Exercise task: In the listing below, how many lines contain the word "magnitude"? Please respond with the number only.

Provided records:
_ _ _

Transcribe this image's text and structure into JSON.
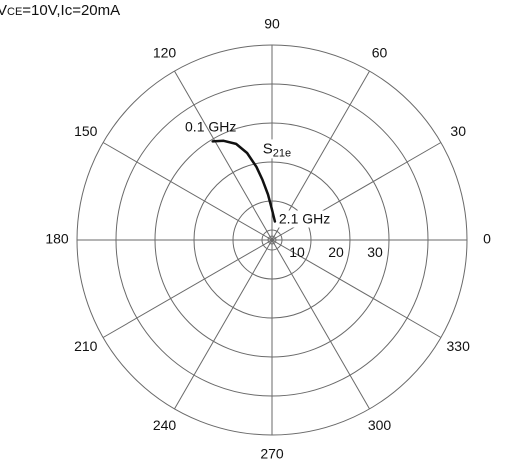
{
  "conditions": {
    "prefix": "V",
    "sub": "CE",
    "rest": "=10V,Ic=20mA"
  },
  "chart_data": {
    "type": "polar",
    "title": "",
    "radial_range": [
      0,
      50
    ],
    "radial_rings": [
      10,
      20,
      30,
      40,
      50
    ],
    "radial_tick_labels": [
      "10",
      "20",
      "30"
    ],
    "angular_ticks_deg": [
      0,
      30,
      60,
      90,
      120,
      150,
      180,
      210,
      240,
      270,
      300,
      330
    ],
    "angular_tick_labels": [
      "0",
      "30",
      "60",
      "90",
      "120",
      "150",
      "180",
      "210",
      "240",
      "270",
      "300",
      "330"
    ],
    "grid": true,
    "series": [
      {
        "name": "S21e",
        "name_main": "S",
        "name_sub": "21e",
        "color": "#111111",
        "points": [
          {
            "freq": "0.1 GHz",
            "angle": 121,
            "magnitude": 29.5
          },
          {
            "freq": "",
            "angle": 116,
            "magnitude": 28.3
          },
          {
            "freq": "",
            "angle": 110.5,
            "magnitude": 26.3
          },
          {
            "freq": "",
            "angle": 106,
            "magnitude": 23.2
          },
          {
            "freq": "",
            "angle": 102,
            "magnitude": 19.2
          },
          {
            "freq": "",
            "angle": 99,
            "magnitude": 15.6
          },
          {
            "freq": "",
            "angle": 95,
            "magnitude": 11.7
          },
          {
            "freq": "",
            "angle": 90.5,
            "magnitude": 8.1
          },
          {
            "freq": "2.1 GHz",
            "angle": 81,
            "magnitude": 4.8
          }
        ]
      }
    ],
    "annotations": [
      {
        "text": "0.1 GHz"
      },
      {
        "text": "2.1 GHz"
      }
    ]
  }
}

_ _ _

Exercise solution: 9